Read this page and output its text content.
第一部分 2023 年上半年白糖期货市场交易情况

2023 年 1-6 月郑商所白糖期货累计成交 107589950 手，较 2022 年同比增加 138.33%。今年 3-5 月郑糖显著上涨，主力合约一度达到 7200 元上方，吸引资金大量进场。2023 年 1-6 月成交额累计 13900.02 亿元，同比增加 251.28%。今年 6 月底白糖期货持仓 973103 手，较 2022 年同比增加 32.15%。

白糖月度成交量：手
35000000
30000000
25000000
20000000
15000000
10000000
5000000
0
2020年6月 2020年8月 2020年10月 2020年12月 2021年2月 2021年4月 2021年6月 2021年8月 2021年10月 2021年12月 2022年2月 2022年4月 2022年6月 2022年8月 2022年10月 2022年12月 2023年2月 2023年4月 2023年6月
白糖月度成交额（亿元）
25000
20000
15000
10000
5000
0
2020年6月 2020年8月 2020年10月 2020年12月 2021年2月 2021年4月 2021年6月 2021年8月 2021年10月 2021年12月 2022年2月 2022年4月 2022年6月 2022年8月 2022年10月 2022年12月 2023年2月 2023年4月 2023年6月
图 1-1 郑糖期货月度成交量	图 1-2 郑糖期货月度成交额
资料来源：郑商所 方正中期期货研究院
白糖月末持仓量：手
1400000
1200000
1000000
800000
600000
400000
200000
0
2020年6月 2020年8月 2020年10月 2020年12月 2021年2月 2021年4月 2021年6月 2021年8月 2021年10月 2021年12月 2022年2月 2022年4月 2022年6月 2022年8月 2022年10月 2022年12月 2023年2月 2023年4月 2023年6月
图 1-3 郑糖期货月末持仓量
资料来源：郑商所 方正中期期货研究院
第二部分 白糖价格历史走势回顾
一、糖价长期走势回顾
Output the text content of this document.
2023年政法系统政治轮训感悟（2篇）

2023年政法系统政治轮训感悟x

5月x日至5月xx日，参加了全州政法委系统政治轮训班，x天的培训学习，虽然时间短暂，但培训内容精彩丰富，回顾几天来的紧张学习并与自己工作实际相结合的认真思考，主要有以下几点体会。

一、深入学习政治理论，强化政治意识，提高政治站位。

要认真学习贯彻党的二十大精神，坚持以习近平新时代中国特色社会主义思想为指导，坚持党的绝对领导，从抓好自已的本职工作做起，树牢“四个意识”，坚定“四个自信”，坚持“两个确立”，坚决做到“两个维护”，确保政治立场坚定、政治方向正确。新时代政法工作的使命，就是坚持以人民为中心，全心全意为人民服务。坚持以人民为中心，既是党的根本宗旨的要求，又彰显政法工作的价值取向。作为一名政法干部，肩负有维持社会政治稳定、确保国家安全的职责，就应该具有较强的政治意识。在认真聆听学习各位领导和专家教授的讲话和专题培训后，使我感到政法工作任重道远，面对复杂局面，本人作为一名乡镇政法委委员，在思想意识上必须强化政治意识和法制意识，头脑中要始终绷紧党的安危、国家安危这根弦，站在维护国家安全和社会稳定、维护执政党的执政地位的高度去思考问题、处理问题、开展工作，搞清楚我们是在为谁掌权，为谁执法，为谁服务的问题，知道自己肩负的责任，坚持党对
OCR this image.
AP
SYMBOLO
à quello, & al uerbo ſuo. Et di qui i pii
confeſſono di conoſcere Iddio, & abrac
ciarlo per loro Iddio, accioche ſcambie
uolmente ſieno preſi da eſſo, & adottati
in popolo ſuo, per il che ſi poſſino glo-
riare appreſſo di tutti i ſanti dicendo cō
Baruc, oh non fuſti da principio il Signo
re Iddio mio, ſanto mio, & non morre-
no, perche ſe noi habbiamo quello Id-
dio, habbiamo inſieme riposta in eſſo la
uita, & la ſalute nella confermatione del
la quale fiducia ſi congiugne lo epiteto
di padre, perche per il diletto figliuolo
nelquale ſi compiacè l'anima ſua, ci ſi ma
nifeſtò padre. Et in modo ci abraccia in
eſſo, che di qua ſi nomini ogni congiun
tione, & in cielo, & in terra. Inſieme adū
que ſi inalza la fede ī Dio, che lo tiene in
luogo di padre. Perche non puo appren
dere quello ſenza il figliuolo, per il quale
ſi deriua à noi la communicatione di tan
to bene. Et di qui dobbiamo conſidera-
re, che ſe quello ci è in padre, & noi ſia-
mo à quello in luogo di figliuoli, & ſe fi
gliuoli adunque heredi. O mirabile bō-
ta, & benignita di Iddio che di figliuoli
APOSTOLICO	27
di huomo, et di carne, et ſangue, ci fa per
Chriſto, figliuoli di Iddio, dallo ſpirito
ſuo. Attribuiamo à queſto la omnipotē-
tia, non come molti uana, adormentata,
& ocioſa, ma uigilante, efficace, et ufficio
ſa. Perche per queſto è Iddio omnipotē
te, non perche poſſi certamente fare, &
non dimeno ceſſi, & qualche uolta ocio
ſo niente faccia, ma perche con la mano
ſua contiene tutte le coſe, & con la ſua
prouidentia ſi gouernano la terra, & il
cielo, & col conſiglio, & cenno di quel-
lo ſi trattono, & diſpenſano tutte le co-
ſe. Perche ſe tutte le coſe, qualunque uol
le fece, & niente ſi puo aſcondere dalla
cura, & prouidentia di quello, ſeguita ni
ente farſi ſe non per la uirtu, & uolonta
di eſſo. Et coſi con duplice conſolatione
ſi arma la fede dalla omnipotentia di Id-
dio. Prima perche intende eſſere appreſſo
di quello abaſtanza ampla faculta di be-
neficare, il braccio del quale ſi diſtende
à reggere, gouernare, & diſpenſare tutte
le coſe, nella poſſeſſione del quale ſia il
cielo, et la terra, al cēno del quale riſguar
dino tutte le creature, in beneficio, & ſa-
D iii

━━━━━━━━━━━━━━━━━━━━━━━━━━━━━━

# [Work to do]
Identify the lines above that contain the word "dalla", then copy them.

# [Result]
le fece, & niente ſi puo aſcondere dalla
ſi arma la fede dalla omnipotentia di Id-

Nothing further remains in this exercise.